[Excerpts from a figure dataset]
######

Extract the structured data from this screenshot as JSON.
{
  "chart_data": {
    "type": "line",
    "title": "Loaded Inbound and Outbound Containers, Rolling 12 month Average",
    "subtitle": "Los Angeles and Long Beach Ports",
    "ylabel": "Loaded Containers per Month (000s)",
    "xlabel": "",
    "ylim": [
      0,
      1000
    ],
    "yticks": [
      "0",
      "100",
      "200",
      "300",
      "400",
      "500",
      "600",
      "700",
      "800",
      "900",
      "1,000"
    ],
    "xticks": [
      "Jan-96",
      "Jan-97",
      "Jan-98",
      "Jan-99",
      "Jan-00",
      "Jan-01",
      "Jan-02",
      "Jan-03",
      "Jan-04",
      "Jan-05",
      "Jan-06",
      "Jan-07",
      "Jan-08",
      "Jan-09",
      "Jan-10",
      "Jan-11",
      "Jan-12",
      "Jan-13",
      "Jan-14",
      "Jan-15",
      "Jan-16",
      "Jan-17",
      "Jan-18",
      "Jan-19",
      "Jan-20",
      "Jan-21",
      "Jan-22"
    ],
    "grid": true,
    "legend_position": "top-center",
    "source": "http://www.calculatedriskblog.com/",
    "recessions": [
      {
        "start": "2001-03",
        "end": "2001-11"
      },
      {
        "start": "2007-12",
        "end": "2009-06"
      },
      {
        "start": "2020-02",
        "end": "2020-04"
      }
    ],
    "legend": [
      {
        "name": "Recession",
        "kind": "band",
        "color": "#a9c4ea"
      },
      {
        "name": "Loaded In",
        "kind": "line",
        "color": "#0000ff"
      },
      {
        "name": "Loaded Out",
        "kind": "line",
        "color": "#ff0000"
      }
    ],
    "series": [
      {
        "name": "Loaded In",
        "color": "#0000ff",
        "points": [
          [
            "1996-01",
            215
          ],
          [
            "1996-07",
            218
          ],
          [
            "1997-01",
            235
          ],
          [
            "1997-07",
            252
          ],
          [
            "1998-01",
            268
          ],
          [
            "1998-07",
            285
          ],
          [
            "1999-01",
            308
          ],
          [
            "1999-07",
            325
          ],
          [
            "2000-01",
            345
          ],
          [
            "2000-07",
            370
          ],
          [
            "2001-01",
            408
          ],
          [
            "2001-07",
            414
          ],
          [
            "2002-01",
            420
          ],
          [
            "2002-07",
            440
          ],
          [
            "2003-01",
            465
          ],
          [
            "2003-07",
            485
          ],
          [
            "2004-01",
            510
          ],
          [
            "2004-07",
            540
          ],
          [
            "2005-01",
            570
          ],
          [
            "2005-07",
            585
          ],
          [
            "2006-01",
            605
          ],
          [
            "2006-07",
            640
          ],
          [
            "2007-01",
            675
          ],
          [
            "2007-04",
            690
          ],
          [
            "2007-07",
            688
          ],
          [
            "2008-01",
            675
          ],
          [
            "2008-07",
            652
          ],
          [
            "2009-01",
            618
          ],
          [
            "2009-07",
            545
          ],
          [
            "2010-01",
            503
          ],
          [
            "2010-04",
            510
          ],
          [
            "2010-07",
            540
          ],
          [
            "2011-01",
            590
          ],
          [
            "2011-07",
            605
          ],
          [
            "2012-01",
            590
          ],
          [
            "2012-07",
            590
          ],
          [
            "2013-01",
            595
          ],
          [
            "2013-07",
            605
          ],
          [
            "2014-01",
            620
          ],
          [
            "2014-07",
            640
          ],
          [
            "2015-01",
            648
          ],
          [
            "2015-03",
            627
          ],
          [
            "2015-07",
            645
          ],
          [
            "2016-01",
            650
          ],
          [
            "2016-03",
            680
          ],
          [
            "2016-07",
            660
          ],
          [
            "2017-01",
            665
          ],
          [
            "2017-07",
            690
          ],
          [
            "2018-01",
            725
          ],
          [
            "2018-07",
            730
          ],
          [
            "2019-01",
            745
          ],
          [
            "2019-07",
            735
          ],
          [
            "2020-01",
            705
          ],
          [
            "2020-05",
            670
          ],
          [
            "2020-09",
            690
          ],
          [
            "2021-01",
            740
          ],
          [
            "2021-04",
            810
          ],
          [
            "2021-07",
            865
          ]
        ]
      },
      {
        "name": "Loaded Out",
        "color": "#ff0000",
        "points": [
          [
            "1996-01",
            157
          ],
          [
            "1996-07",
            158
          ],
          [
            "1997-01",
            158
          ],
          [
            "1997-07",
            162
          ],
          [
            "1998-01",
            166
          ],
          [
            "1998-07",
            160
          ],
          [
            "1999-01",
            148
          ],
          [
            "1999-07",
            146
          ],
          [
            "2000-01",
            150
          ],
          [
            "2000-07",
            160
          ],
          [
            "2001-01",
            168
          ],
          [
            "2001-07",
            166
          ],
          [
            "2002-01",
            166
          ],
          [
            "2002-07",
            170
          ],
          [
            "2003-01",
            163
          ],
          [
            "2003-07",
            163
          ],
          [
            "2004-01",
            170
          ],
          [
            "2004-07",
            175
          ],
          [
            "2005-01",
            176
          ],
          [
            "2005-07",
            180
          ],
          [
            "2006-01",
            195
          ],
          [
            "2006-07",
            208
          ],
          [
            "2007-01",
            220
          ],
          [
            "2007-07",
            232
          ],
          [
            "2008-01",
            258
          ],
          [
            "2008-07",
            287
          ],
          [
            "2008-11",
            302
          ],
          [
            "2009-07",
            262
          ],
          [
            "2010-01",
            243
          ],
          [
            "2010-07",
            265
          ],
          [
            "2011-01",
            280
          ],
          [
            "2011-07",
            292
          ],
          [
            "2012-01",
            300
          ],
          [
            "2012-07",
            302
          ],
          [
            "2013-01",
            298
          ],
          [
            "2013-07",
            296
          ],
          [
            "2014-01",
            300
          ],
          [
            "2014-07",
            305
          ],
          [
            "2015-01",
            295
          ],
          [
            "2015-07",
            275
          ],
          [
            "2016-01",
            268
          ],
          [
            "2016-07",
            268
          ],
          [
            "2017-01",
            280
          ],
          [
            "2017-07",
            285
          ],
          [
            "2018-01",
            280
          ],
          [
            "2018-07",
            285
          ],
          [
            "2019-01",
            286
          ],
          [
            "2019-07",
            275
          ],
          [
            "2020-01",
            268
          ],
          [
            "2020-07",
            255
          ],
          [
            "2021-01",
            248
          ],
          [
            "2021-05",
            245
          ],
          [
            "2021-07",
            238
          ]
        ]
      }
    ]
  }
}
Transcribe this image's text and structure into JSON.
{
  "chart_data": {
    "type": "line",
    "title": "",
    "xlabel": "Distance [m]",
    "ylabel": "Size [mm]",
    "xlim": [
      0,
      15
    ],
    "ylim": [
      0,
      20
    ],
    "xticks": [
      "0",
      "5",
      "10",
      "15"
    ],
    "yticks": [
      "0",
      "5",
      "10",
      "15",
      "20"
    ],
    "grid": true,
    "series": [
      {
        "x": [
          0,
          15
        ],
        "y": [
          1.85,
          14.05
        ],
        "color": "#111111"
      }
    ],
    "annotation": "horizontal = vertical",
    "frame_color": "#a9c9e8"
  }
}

######

SHORT PROBLEM — Write out exactly the lines from the line holding "Transcribe this image's" through the last line of the data, and nothing besides those lines.

SOLUTION —
Transcribe this image's text and structure into JSON.
{
  "chart_data": {
    "type": "line",
    "title": "",
    "xlabel": "Distance [m]",
    "ylabel": "Size [mm]",
    "xlim": [
      0,
      15
    ],
    "ylim": [
      0,
      20
    ],
    "xticks": [
      "0",
      "5",
      "10",
      "15"
    ],
    "yticks": [
      "0",
      "5",
      "10",
      "15",
      "20"
    ],
    "grid": true,
    "series": [
      {
        "x": [
          0,
          15
        ],
        "y": [
          1.85,
          14.05
        ],
        "color": "#111111"
      }
    ],
    "annotation": "horizontal = vertical",
    "frame_color": "#a9c9e8"
  }
}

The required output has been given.